# Given instruction:
Give the data below again exactly as written, without its pictures.

# A run of records:
* Start *
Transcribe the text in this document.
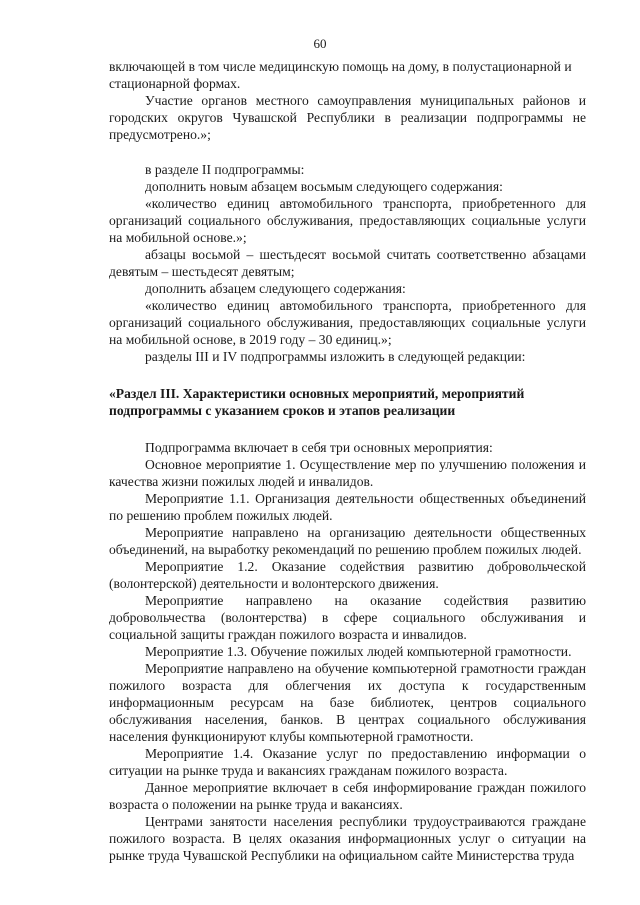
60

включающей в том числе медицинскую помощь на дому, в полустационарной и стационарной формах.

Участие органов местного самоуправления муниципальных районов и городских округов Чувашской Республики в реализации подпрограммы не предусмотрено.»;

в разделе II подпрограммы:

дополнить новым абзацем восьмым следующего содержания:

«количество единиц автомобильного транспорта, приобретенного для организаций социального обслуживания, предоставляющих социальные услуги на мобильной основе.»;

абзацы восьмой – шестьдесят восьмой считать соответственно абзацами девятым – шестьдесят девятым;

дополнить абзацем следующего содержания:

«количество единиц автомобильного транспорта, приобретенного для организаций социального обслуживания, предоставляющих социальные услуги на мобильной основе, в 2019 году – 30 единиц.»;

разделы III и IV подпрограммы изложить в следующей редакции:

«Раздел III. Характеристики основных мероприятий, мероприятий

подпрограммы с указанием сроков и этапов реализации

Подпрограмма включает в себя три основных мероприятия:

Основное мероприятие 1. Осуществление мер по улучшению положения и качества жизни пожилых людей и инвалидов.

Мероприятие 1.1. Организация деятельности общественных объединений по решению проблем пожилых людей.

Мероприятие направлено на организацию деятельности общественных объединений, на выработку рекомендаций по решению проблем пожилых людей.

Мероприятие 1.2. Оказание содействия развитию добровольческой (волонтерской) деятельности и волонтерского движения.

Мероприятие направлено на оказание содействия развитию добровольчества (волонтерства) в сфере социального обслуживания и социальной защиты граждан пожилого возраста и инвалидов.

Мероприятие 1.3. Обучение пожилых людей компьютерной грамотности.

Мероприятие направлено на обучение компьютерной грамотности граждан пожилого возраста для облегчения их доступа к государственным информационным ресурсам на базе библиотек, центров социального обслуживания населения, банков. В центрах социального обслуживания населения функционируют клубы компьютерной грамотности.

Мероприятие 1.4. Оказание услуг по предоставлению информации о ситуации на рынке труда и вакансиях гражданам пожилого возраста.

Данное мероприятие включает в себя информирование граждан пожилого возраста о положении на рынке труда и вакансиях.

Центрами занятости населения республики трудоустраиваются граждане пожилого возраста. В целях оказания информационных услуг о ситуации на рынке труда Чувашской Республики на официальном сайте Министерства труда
* End *
# Solution for this task:
Transcribe the text in this document.
60

включающей в том числе медицинскую помощь на дому, в полустационарной и стационарной формах.

Участие органов местного самоуправления муниципальных районов и городских округов Чувашской Республики в реализации подпрограммы не предусмотрено.»;

в разделе II подпрограммы:

дополнить новым абзацем восьмым следующего содержания:

«количество единиц автомобильного транспорта, приобретенного для организаций социального обслуживания, предоставляющих социальные услуги на мобильной основе.»;

абзацы восьмой – шестьдесят восьмой считать соответственно абзацами девятым – шестьдесят девятым;

дополнить абзацем следующего содержания:

«количество единиц автомобильного транспорта, приобретенного для организаций социального обслуживания, предоставляющих социальные услуги на мобильной основе, в 2019 году – 30 единиц.»;

разделы III и IV подпрограммы изложить в следующей редакции:

«Раздел III. Характеристики основных мероприятий, мероприятий

подпрограммы с указанием сроков и этапов реализации

Подпрограмма включает в себя три основных мероприятия:

Основное мероприятие 1. Осуществление мер по улучшению положения и качества жизни пожилых людей и инвалидов.

Мероприятие 1.1. Организация деятельности общественных объединений по решению проблем пожилых людей.

Мероприятие направлено на организацию деятельности общественных объединений, на выработку рекомендаций по решению проблем пожилых людей.

Мероприятие 1.2. Оказание содействия развитию добровольческой (волонтерской) деятельности и волонтерского движения.

Мероприятие направлено на оказание содействия развитию добровольчества (волонтерства) в сфере социального обслуживания и социальной защиты граждан пожилого возраста и инвалидов.

Мероприятие 1.3. Обучение пожилых людей компьютерной грамотности.

Мероприятие направлено на обучение компьютерной грамотности граждан пожилого возраста для облегчения их доступа к государственным информационным ресурсам на базе библиотек, центров социального обслуживания населения, банков. В центрах социального обслуживания населения функционируют клубы компьютерной грамотности.

Мероприятие 1.4. Оказание услуг по предоставлению информации о ситуации на рынке труда и вакансиях гражданам пожилого возраста.

Данное мероприятие включает в себя информирование граждан пожилого возраста о положении на рынке труда и вакансиях.

Центрами занятости населения республики трудоустраиваются граждане пожилого возраста. В целях оказания информационных услуг о ситуации на рынке труда Чувашской Республики на официальном сайте Министерства труда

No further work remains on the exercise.